Description of the task:
Return the lines below that carry the word "this".

┌────────

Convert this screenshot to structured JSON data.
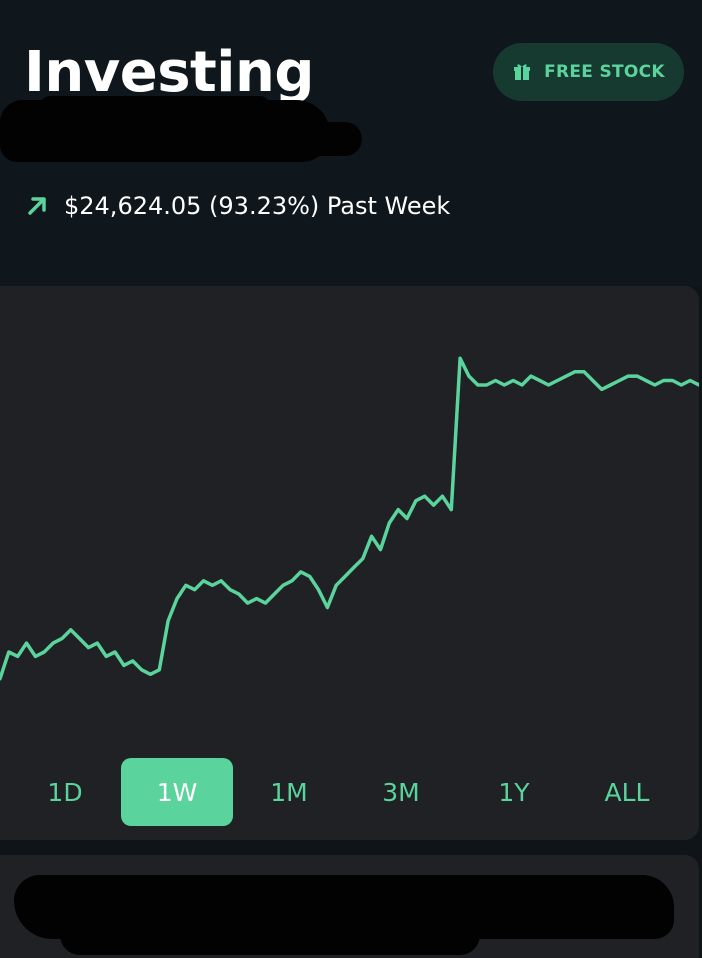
{
  "header": {
    "title": "Investing",
    "free_stock_label": "FREE STOCK",
    "gift_icon": "gift-icon"
  },
  "performance": {
    "arrow_icon": "arrow-up-right-icon",
    "text": "$24,624.05 (93.23%) Past Week"
  },
  "colors": {
    "accent": "#5ad39c",
    "background": "#10171c",
    "card": "#1f2124"
  },
  "ranges": [
    {
      "label": "1D",
      "active": false
    },
    {
      "label": "1W",
      "active": true
    },
    {
      "label": "1M",
      "active": false
    },
    {
      "label": "3M",
      "active": false
    },
    {
      "label": "1Y",
      "active": false
    },
    {
      "label": "ALL",
      "active": false
    }
  ],
  "chart_data": {
    "type": "line",
    "title": "",
    "xlabel": "",
    "ylabel": "",
    "grid": false,
    "ylim": [
      0,
      100
    ],
    "series": [
      {
        "values": [
          14,
          20,
          19,
          22,
          19,
          20,
          22,
          23,
          25,
          23,
          21,
          22,
          19,
          20,
          17,
          18,
          16,
          15,
          16,
          27,
          32,
          35,
          34,
          36,
          35,
          36,
          34,
          33,
          31,
          32,
          31,
          33,
          35,
          36,
          38,
          37,
          34,
          30,
          35,
          37,
          39,
          41,
          46,
          43,
          49,
          52,
          50,
          54,
          55,
          53,
          55,
          52,
          86,
          82,
          80,
          80,
          81,
          80,
          81,
          80,
          82,
          81,
          80,
          81,
          82,
          83,
          83,
          81,
          79,
          80,
          81,
          82,
          82,
          81,
          80,
          81,
          81,
          80,
          81,
          80
        ]
      }
    ]
  }
}
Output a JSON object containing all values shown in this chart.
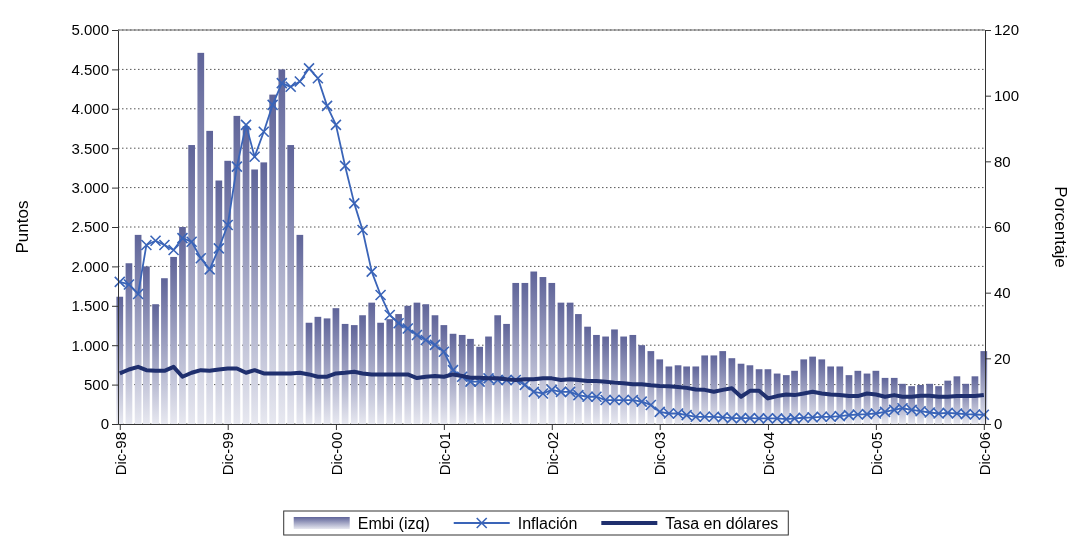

└────────

Response:
Convert this screenshot to structured JSON data.
Output a JSON object containing all values shown in this chart.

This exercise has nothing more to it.